Given instruction » Render the listing below as a JSON list of strings, one string per line, skipping blank lines and leaving out any pictures.
#####
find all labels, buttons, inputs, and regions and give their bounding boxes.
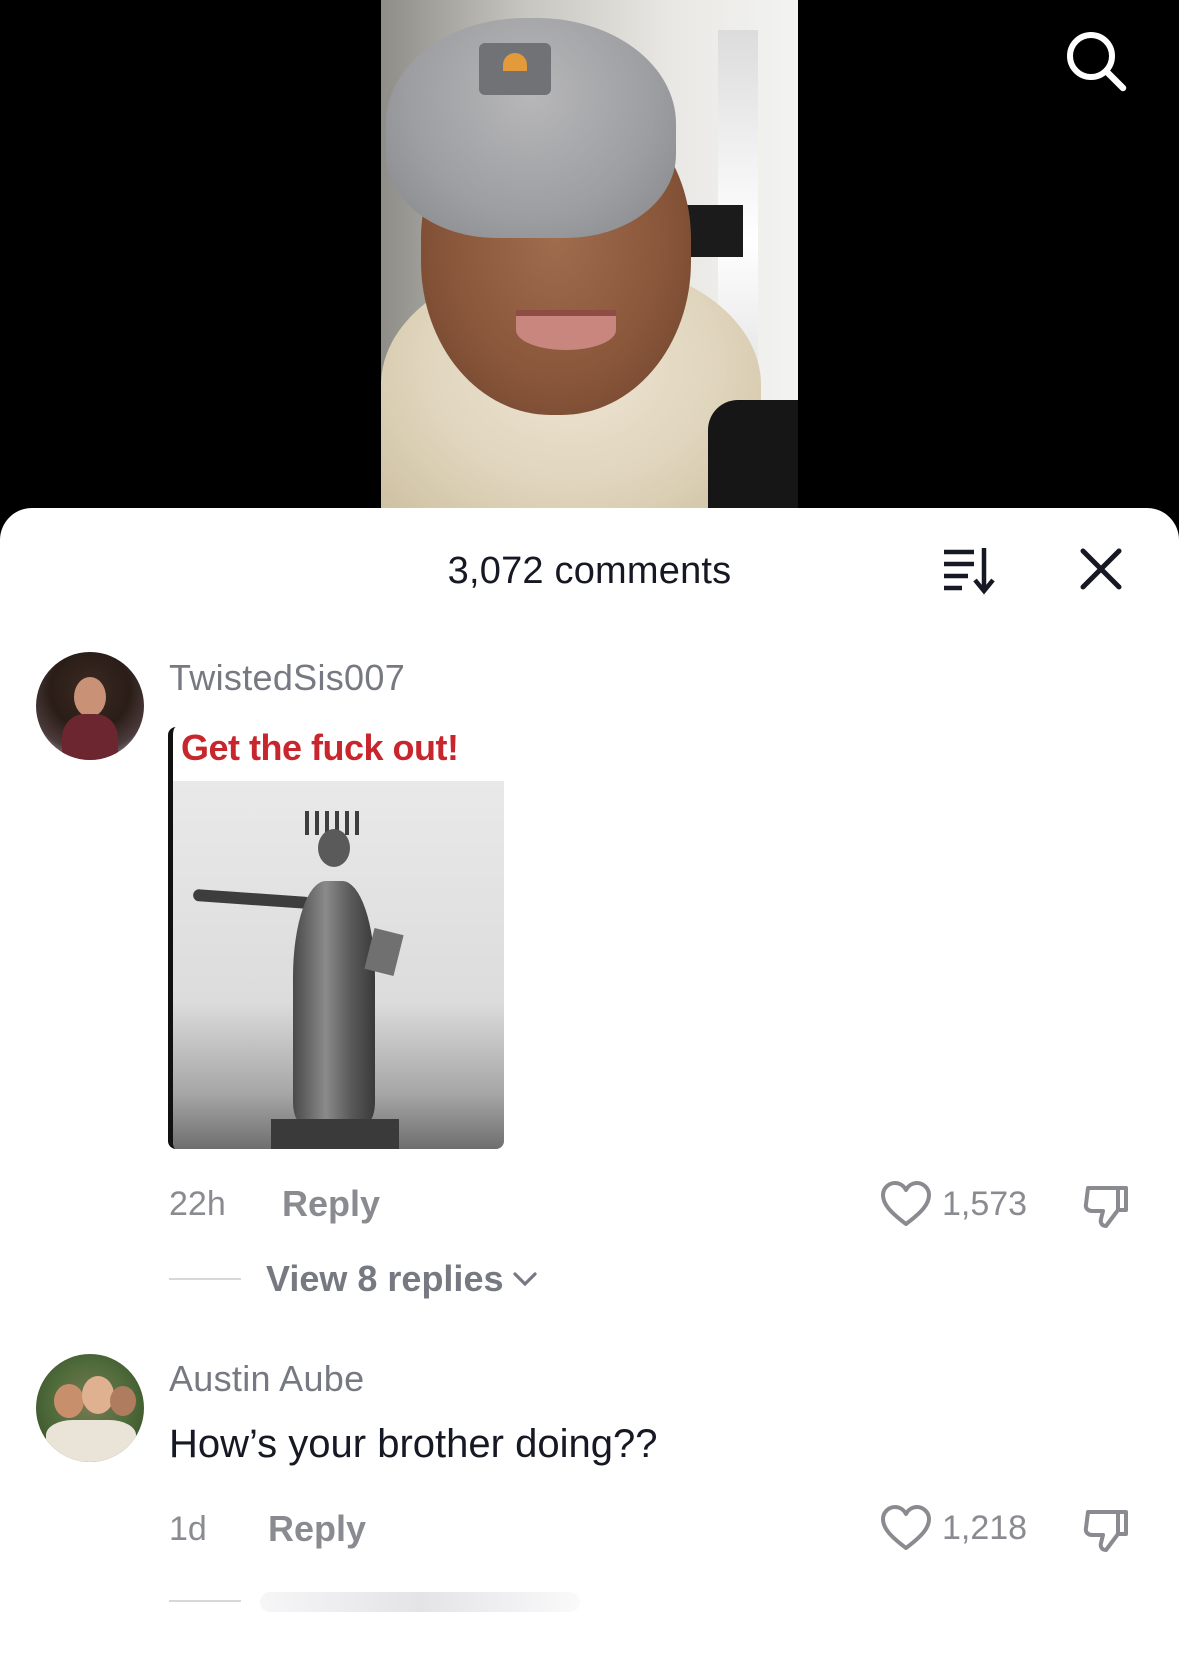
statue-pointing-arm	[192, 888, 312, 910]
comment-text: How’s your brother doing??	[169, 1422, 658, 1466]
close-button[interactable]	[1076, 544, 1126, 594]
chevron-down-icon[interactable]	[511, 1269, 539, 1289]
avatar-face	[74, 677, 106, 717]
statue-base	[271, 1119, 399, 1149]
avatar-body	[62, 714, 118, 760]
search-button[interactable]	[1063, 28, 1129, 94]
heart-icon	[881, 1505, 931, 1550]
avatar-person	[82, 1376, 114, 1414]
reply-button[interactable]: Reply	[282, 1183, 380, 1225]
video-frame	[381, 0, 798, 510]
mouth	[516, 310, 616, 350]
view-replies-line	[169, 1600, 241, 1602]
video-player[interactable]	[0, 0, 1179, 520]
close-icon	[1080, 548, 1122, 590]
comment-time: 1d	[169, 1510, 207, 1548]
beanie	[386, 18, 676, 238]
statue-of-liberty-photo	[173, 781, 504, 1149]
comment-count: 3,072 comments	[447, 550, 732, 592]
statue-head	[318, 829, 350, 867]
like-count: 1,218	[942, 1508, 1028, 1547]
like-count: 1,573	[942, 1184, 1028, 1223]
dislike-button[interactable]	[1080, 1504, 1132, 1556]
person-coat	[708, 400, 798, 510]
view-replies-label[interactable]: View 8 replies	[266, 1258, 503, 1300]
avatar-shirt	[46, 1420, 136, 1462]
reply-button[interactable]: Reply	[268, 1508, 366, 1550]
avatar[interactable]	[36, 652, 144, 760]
#####
Full answer »
[
  "find all labels, buttons, inputs, and regions and give their bounding boxes.",
  "statue-pointing-arm\t[192, 888, 312, 910]",
  "comment-text: How’s your brother doing??\t[169, 1422, 658, 1466]",
  "close-button[interactable]\t[1076, 544, 1126, 594]",
  "chevron-down-icon[interactable]\t[511, 1269, 539, 1289]",
  "avatar-face\t[74, 677, 106, 717]",
  "statue-base\t[271, 1119, 399, 1149]",
  "avatar-body\t[62, 714, 118, 760]",
  "search-button[interactable]\t[1063, 28, 1129, 94]",
  "heart-icon\t[881, 1505, 931, 1550]",
  "avatar-person\t[82, 1376, 114, 1414]",
  "reply-button[interactable]: Reply\t[282, 1183, 380, 1225]",
  "video-frame\t[381, 0, 798, 510]",
  "mouth\t[516, 310, 616, 350]",
  "view-replies-line\t[169, 1600, 241, 1602]",
  "video-player[interactable]\t[0, 0, 1179, 520]",
  "close-icon\t[1080, 548, 1122, 590]",
  "comment-time: 1d\t[169, 1510, 207, 1548]",
  "beanie\t[386, 18, 676, 238]",
  "statue-of-liberty-photo\t[173, 781, 504, 1149]",
  "comment-count: 3,072 comments\t[447, 550, 732, 592]",
  "statue-head\t[318, 829, 350, 867]",
  "like-count: 1,218\t[942, 1508, 1028, 1547]",
  "like-count: 1,573\t[942, 1184, 1028, 1223]",
  "dislike-button[interactable]\t[1080, 1504, 1132, 1556]",
  "person-coat\t[708, 400, 798, 510]",
  "view-replies-label[interactable]: View 8 replies\t[266, 1258, 503, 1300]",
  "avatar-shirt\t[46, 1420, 136, 1462]",
  "reply-button[interactable]: Reply\t[268, 1508, 366, 1550]",
  "avatar[interactable]\t[36, 652, 144, 760]"
]